Data for processing –
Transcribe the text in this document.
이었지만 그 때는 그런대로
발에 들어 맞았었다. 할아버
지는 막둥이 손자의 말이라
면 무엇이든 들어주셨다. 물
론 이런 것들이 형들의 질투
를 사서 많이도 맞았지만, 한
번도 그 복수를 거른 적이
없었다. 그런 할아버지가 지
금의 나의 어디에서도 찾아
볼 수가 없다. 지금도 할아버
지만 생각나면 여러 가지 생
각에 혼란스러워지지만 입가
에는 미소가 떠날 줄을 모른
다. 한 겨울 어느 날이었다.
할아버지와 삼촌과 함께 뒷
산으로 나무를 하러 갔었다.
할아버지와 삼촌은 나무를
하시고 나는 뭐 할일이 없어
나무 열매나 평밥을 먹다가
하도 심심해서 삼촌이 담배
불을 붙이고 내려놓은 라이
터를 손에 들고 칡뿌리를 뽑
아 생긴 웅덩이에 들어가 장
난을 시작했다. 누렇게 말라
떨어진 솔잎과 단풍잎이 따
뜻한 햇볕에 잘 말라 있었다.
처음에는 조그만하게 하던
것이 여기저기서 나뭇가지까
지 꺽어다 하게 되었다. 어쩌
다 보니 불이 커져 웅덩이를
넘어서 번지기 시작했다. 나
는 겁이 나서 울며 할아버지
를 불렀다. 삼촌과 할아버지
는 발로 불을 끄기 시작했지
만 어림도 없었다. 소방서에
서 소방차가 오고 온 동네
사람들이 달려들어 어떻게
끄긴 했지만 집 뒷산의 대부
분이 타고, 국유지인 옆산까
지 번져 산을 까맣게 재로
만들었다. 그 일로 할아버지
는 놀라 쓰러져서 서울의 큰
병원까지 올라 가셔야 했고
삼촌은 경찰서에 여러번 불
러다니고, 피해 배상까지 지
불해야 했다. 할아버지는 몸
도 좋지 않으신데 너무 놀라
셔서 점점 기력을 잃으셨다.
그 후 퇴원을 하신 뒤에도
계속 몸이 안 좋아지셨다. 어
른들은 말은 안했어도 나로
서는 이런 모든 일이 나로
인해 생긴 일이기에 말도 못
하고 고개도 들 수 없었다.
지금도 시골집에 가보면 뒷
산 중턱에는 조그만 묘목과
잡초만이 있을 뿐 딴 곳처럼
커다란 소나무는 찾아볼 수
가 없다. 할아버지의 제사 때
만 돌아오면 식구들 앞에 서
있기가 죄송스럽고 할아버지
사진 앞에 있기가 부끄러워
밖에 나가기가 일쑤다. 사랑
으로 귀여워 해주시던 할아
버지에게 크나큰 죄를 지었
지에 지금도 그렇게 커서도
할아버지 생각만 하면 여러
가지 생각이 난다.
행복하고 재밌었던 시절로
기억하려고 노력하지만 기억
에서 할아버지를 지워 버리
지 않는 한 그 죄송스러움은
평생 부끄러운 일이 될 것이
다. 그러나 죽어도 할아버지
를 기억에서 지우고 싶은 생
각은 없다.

Task to complete –
Write out every entry exactly as given.

Problem solution –
Transcribe the text in this document.
이었지만 그 때는 그런대로
발에 들어 맞았었다. 할아버
지는 막둥이 손자의 말이라
면 무엇이든 들어주셨다. 물
론 이런 것들이 형들의 질투
를 사서 많이도 맞았지만, 한
번도 그 복수를 거른 적이
없었다. 그런 할아버지가 지
금의 나의 어디에서도 찾아
볼 수가 없다. 지금도 할아버
지만 생각나면 여러 가지 생
각에 혼란스러워지지만 입가
에는 미소가 떠날 줄을 모른
다. 한 겨울 어느 날이었다.
할아버지와 삼촌과 함께 뒷
산으로 나무를 하러 갔었다.
할아버지와 삼촌은 나무를
하시고 나는 뭐 할일이 없어
나무 열매나 평밥을 먹다가
하도 심심해서 삼촌이 담배
불을 붙이고 내려놓은 라이
터를 손에 들고 칡뿌리를 뽑
아 생긴 웅덩이에 들어가 장
난을 시작했다. 누렇게 말라
떨어진 솔잎과 단풍잎이 따
뜻한 햇볕에 잘 말라 있었다.
처음에는 조그만하게 하던
것이 여기저기서 나뭇가지까
지 꺽어다 하게 되었다. 어쩌
다 보니 불이 커져 웅덩이를
넘어서 번지기 시작했다. 나
는 겁이 나서 울며 할아버지
를 불렀다. 삼촌과 할아버지
는 발로 불을 끄기 시작했지
만 어림도 없었다. 소방서에
서 소방차가 오고 온 동네
사람들이 달려들어 어떻게
끄긴 했지만 집 뒷산의 대부
분이 타고, 국유지인 옆산까
지 번져 산을 까맣게 재로
만들었다. 그 일로 할아버지
는 놀라 쓰러져서 서울의 큰
병원까지 올라 가셔야 했고
삼촌은 경찰서에 여러번 불
러다니고, 피해 배상까지 지
불해야 했다. 할아버지는 몸
도 좋지 않으신데 너무 놀라
셔서 점점 기력을 잃으셨다.
그 후 퇴원을 하신 뒤에도
계속 몸이 안 좋아지셨다. 어
른들은 말은 안했어도 나로
서는 이런 모든 일이 나로
인해 생긴 일이기에 말도 못
하고 고개도 들 수 없었다.
지금도 시골집에 가보면 뒷
산 중턱에는 조그만 묘목과
잡초만이 있을 뿐 딴 곳처럼
커다란 소나무는 찾아볼 수
가 없다. 할아버지의 제사 때
만 돌아오면 식구들 앞에 서
있기가 죄송스럽고 할아버지
사진 앞에 있기가 부끄러워
밖에 나가기가 일쑤다. 사랑
으로 귀여워 해주시던 할아
버지에게 크나큰 죄를 지었
지에 지금도 그렇게 커서도
할아버지 생각만 하면 여러
가지 생각이 난다.
행복하고 재밌었던 시절로
기억하려고 노력하지만 기억
에서 할아버지를 지워 버리
지 않는 한 그 죄송스러움은
평생 부끄러운 일이 될 것이
다. 그러나 죽어도 할아버지
를 기억에서 지우고 싶은 생
각은 없다.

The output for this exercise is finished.